→ **EXERCISE MATERIAL**:
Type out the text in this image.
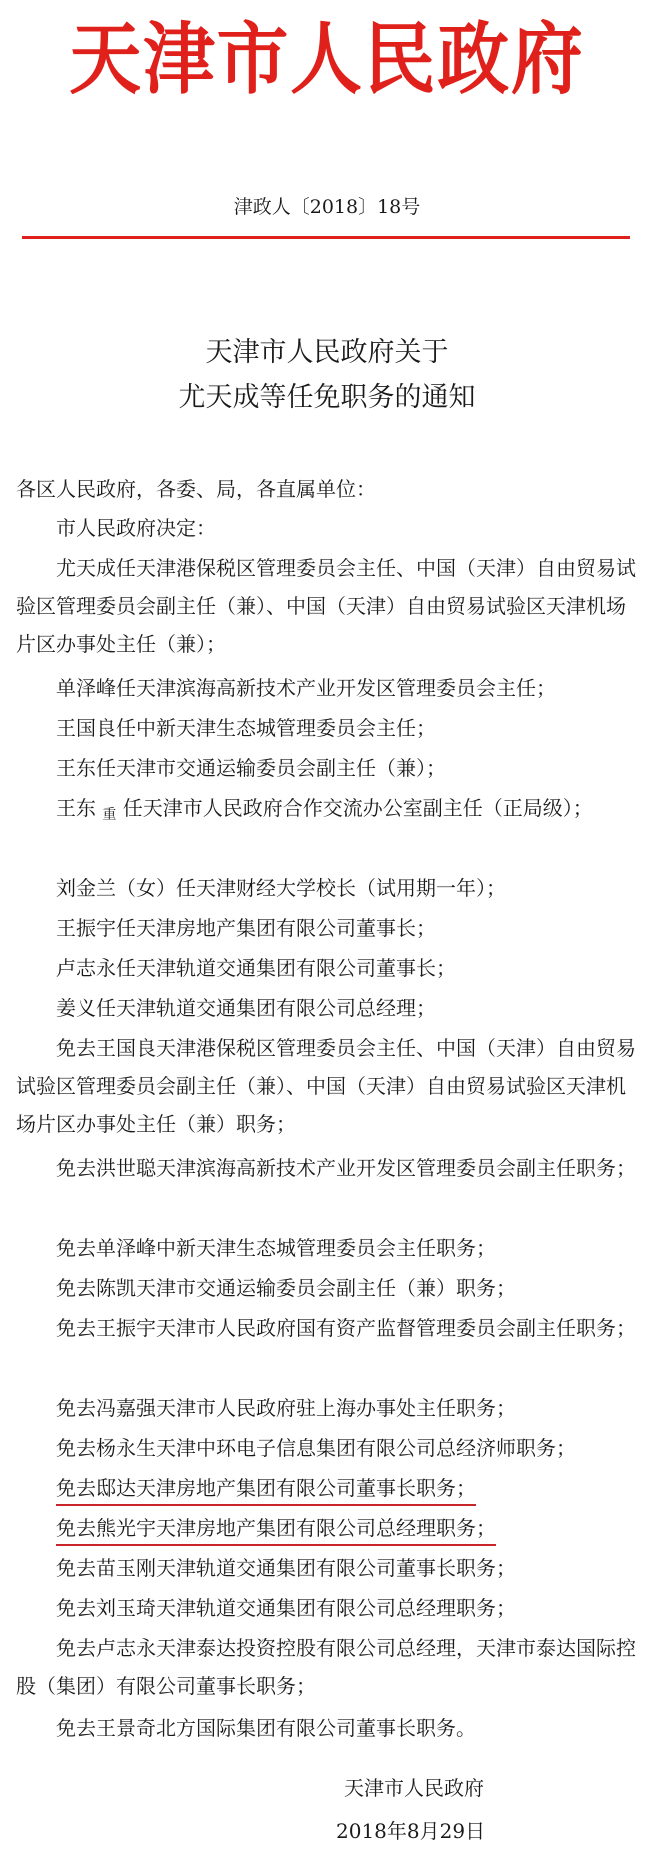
天津市人民政府
津政人〔2018〕18号
天津市人民政府关于
尤天成等任免职务的通知
各区人民政府，各委、局，各直属单位：
市人民政府决定：
尤天成任天津港保税区管理委员会主任、中国（天津）自由贸易试验区管理委员会副主任（兼）、中国（天津）自由贸易试验区天津机场片区办事处主任（兼）；
单泽峰任天津滨海高新技术产业开发区管理委员会主任；
王国良任中新天津生态城管理委员会主任；
王东任天津市交通运输委员会副主任（兼）；
王东 $_重$ 任天津市人民政府合作交流办公室副主任（正局级）；
刘金兰（女）任天津财经大学校长（试用期一年）；
王振宇任天津房地产集团有限公司董事长；
卢志永任天津轨道交通集团有限公司董事长；
姜义任天津轨道交通集团有限公司总经理；
免去王国良天津港保税区管理委员会主任、中国（天津）自由贸易试验区管理委员会副主任（兼）、中国（天津）自由贸易试验区天津机场片区办事处主任（兼）职务；
免去洪世聪天津滨海高新技术产业开发区管理委员会副主任职务；
免去单泽峰中新天津生态城管理委员会主任职务；
免去陈凯天津市交通运输委员会副主任（兼）职务；
免去王振宇天津市人民政府国有资产监督管理委员会副主任职务；
免去冯嘉强天津市人民政府驻上海办事处主任职务；
免去杨永生天津中环电子信息集团有限公司总经济师职务；
免去邸达天津房地产集团有限公司董事长职务；
免去熊光宇天津房地产集团有限公司总经理职务；
免去苗玉刚天津轨道交通集团有限公司董事长职务；
免去刘玉琦天津轨道交通集团有限公司总经理职务；
免去卢志永天津泰达投资控股有限公司总经理，天津市泰达国际控股（集团）有限公司董事长职务；
免去王景奇北方国际集团有限公司董事长职务。
天津市人民政府
2018年8月29日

→ **EXERCISE REQUIREMENTS**:
Filter the records above for lines containing the word "自由贸易试验区天津机场片区办事处主任", and copy those lines.

→ **RESPONSE TO THE EXERCISE**:
尤天成任天津港保税区管理委员会主任、中国（天津）自由贸易试验区管理委员会副主任（兼）、中国（天津）自由贸易试验区天津机场片区办事处主任（兼）；
免去王国良天津港保税区管理委员会主任、中国（天津）自由贸易试验区管理委员会副主任（兼）、中国（天津）自由贸易试验区天津机场片区办事处主任（兼）职务；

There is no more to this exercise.